Task description » Set down each record below precisely, skipping the pictures.

Records shown »
begin
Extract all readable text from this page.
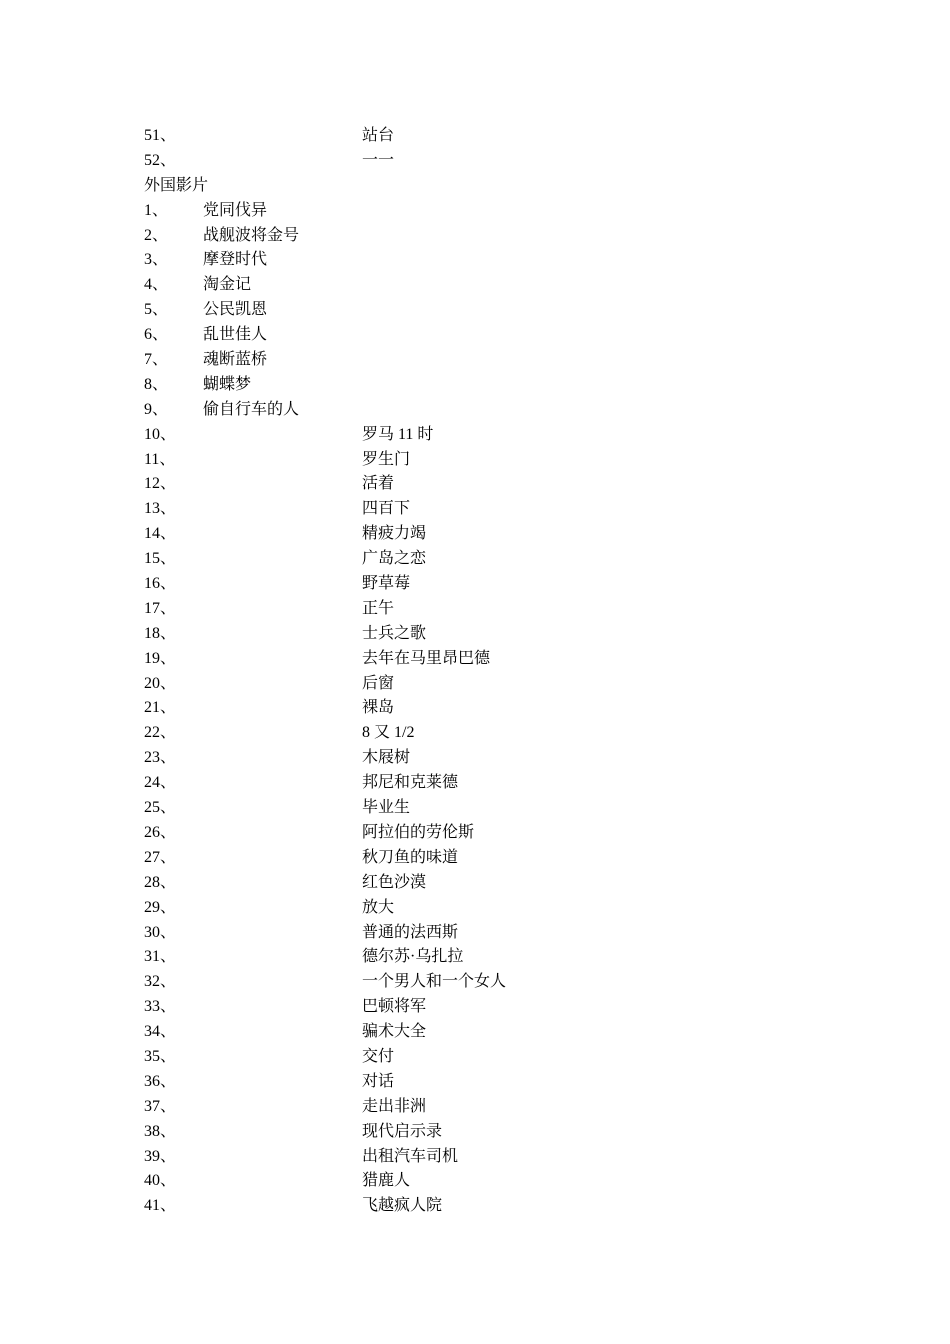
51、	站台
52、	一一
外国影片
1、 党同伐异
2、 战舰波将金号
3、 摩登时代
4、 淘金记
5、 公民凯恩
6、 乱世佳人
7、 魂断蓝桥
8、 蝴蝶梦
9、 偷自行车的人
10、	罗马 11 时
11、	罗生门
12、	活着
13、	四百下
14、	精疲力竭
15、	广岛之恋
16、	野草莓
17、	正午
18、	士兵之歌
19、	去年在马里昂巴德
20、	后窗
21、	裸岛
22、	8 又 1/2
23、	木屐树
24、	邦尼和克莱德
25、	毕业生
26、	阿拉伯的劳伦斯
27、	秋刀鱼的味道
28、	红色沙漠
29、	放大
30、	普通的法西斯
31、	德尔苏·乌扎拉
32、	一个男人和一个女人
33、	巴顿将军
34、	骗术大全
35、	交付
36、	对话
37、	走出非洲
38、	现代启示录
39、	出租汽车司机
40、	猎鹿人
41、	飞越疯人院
end
Task solution »
Extract all readable text from this page.
51、	站台
52、	一一
外国影片
1、 党同伐异
2、 战舰波将金号
3、 摩登时代
4、 淘金记
5、 公民凯恩
6、 乱世佳人
7、 魂断蓝桥
8、 蝴蝶梦
9、 偷自行车的人
10、	罗马 11 时
11、	罗生门
12、	活着
13、	四百下
14、	精疲力竭
15、	广岛之恋
16、	野草莓
17、	正午
18、	士兵之歌
19、	去年在马里昂巴德
20、	后窗
21、	裸岛
22、	8 又 1/2
23、	木屐树
24、	邦尼和克莱德
25、	毕业生
26、	阿拉伯的劳伦斯
27、	秋刀鱼的味道
28、	红色沙漠
29、	放大
30、	普通的法西斯
31、	德尔苏·乌扎拉
32、	一个男人和一个女人
33、	巴顿将军
34、	骗术大全
35、	交付
36、	对话
37、	走出非洲
38、	现代启示录
39、	出租汽车司机
40、	猎鹿人
41、	飞越疯人院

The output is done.